┌─ TEXTO PARA LEITURA

Dia Vinte e Quatro
Acordei muito bem, e com disposição para andar até Santiago. Ao arrumar minhas coisas, notei a falta da única blusa que eu havia levado para a viagem. Provavelmente ficou em uma cadeira dos inúmeros bares que paramos na noite em León. Espero que não esfrie tanto hoje, senão eu vou sofrer um pouco…
Enquanto terminava de tomar o meu belo café da manhã na parte de fora do albergue de San Martín del Camino, vi passando uma loura com dreadlocks no cabelo que, não sabia a razão, acabou mexendo demais comigo. São aquelas situações que podem não acontecer somente no Caminho de Santiago, mas eu precisava falar com ela, saber de onde vinha, para onde ia, essas coisas. Engoli rapidamente o que sobrava do café, levantei acampamento e zarpei em “velocidade de cruzeiro” para tentar alcançá-la. Impressionante, mas meus pés estavam ao meu favor e consegui caminhar com o ritmo mais rápido pela manhã em semanas.
Ela andava bem rápido, e levei quase 30 minutos para alcançá-la. Seu nome é Leen, uma belga que trabalha com crianças em uma escola na Escócia. Seu sorriso e seus olhos eram assustadoramente familiares para mim. Durante a conversa, descobri que ela iniciou o Caminho em Villadangos del Páramo, andará por uns três dias e voltará de ônibus até León para encontrar uma amiga inglesa e recomeçar dali com ela.
A vista da Puente del Paso Honroso é tão grandiosa como a lenda que a acompanha há séculos. Esta história é tão famosa que é citada no livro Dom Quixote de la Mancha, de Miguel de Cervantes (fonte):
… Digam que foram mentiras as justas de Suero de Quiñones, o do Passo, as empresas de mossém Luís de Falces contra D. Gonçalo de Guzman, cavaleiro castelhano, e outras muitas façanhas praticadas por cavaleiros cristãos, destes reinos e dos estrangeiros, tão autênticas e verdadeiras que, quem as negasse, careceria de razão e de bom discorrer.

└─
┌─ DADOS

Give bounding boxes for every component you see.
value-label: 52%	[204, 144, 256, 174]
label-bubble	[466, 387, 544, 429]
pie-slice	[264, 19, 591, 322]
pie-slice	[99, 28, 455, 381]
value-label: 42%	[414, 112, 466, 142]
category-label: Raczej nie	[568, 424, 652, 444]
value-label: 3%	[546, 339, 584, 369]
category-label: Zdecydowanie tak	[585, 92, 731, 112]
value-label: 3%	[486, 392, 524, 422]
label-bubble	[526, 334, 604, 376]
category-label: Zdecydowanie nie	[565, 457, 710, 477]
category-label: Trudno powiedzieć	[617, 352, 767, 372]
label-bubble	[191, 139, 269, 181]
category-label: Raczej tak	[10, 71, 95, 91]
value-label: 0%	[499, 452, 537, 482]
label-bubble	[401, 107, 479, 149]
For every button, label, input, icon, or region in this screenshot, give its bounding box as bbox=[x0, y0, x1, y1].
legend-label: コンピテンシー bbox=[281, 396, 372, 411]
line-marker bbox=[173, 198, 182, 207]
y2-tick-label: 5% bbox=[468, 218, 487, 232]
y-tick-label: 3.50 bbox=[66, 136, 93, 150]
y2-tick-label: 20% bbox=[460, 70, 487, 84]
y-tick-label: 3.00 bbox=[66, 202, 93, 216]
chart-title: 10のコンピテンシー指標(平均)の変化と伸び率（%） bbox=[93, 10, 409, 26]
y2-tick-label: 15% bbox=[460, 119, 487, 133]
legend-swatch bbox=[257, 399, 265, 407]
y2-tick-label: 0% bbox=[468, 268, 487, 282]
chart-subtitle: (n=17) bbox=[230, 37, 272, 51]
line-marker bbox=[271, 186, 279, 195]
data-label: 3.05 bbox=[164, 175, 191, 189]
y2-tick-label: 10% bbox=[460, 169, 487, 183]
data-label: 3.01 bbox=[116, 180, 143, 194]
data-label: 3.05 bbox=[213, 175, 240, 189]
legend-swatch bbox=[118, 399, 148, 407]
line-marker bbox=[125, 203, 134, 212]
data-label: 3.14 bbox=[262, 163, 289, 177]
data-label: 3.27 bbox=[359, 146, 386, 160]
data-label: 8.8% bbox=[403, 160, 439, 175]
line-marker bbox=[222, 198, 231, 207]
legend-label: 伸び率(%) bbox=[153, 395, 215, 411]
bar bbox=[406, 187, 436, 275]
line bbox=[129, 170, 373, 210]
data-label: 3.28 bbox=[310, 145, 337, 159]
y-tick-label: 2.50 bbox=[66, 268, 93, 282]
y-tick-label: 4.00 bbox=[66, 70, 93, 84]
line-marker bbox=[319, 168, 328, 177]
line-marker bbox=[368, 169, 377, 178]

└─

» TAREFAS PROPOSTAS
1. Reproduza o trecho do relato sobre o Caminho de Santiago que vai de "Ela andava bem" até "dali com ela.", sem mudar nada.
2. Retome o relato da caminhada pelo Caminho de Santiago e continue a escrita logo depois da última frase que aparece nele.

» RESPOSTAS PRONTAS
1.
Ela andava bem rápido, e levei quase 30 minutos para alcançá-la. Seu nome é Leen, uma belga que trabalha com crianças em uma escola na Escócia. Seu sorriso e seus olhos eram assustadoramente familiares para mim. Durante a conversa, descobri que ela iniciou o Caminho em Villadangos del Páramo, andará por uns três dias e voltará de ônibus até León para encontrar uma amiga inglesa e recomeçar dali com ela.

2.
Chegamos em Hospital de Órbigo, procuramos uma tienda para comprar algo para comer e nos instalamos embaixo de um dos arcos da ponte para apreciar a sombra e a vista. Quando sentamos, ela me mostrou uma bolha gigantesca que tinha no dedo do pé e eu me ofereci para tratar antes que estourasse (eu não tratava uma bolha desde Azofra, e é sempre bom treinar). Enquanto descansávamos um pouco depois do almoço, ela pegou na mochila seu par de swing poi e ficou praticando um pouco. Aquela paisagem, toda a carga medieval do lugar e sua performance com os malabares me transportaram para outro mundo…
Saindo dali, encontramos Rien e Gemma, que haviam acabado de sentar para almoçar em um restaurante. Nos despedimos e seguimos viagem. De repente, o céu nublado se transformou em uma fina chuva. O meu primeiro dia de chuva, no Caminho. Toca aprender a colocar a capa na mochila e enfiar a capa de chuva por cima de tudo. Isso deixa tudo bem abafado, mas pelo menos compensa a falta da minha blusa. Com a papete e as meias ensopadas, meus pés começaram a doer muito, então a cada parada eu tirava tudo para massagear os pés (e torcer a água fria das meias).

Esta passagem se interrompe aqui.